===== RECORDS PROVIDED =====
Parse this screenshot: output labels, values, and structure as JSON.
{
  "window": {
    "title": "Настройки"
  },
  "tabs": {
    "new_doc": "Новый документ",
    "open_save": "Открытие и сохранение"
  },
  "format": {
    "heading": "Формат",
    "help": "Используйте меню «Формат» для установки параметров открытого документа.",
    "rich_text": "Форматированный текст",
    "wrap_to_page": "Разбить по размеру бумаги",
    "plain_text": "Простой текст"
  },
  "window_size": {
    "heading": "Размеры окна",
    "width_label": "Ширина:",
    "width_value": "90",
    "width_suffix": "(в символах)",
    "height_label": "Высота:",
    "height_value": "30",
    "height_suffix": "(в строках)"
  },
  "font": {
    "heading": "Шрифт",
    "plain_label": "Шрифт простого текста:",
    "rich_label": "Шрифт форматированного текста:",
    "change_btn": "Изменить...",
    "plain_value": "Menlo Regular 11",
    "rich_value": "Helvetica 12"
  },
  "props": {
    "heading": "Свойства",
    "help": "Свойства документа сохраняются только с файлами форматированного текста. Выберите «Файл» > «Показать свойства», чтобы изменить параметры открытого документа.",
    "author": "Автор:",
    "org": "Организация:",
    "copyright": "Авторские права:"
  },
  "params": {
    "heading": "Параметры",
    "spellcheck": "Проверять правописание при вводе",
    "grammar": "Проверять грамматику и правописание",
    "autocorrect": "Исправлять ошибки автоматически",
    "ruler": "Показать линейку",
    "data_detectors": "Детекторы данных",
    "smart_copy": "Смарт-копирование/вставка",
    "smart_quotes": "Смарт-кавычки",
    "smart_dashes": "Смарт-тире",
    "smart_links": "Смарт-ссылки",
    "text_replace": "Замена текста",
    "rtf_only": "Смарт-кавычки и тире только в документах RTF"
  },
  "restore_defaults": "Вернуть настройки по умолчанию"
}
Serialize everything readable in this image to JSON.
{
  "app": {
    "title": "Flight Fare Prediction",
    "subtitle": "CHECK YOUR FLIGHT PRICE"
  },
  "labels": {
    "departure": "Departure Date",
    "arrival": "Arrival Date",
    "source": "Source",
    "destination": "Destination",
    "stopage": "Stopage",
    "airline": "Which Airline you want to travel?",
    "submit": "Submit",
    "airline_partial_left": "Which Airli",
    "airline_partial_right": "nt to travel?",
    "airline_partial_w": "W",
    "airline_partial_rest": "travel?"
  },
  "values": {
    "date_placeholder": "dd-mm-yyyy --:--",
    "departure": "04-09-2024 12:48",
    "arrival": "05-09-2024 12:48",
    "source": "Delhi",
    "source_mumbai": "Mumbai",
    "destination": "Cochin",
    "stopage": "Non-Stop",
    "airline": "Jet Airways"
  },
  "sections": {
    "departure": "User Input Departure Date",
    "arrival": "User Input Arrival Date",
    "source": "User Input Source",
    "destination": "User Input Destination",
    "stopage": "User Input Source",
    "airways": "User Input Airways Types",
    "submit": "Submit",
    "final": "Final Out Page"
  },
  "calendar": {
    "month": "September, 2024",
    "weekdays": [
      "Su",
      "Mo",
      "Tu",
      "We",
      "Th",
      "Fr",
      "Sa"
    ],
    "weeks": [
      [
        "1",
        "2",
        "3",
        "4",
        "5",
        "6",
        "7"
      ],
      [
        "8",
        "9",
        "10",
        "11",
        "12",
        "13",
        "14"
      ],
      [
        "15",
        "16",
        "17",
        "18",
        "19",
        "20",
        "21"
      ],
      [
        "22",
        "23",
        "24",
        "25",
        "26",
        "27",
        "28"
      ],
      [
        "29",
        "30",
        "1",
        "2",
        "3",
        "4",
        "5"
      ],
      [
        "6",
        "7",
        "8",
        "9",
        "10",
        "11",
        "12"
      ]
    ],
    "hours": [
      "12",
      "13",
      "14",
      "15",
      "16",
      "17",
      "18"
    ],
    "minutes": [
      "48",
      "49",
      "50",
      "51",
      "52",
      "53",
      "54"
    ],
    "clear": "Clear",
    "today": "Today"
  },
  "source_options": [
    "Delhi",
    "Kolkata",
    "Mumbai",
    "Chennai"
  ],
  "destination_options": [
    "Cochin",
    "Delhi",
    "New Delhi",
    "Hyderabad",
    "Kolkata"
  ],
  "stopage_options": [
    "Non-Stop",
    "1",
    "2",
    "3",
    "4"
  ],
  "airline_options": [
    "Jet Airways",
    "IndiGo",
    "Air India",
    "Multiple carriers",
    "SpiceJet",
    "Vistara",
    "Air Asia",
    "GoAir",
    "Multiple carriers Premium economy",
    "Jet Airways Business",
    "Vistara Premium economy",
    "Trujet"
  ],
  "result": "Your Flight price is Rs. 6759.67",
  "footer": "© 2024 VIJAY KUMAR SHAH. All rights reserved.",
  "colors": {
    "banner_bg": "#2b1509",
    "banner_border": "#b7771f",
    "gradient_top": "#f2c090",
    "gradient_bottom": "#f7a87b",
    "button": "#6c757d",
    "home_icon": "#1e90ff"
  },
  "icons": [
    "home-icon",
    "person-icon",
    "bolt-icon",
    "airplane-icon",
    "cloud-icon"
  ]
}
=====
STATED TASK
Your answer should be a single number: the count of lines in the data that include the word "labels".

SOLUTION BELOW
2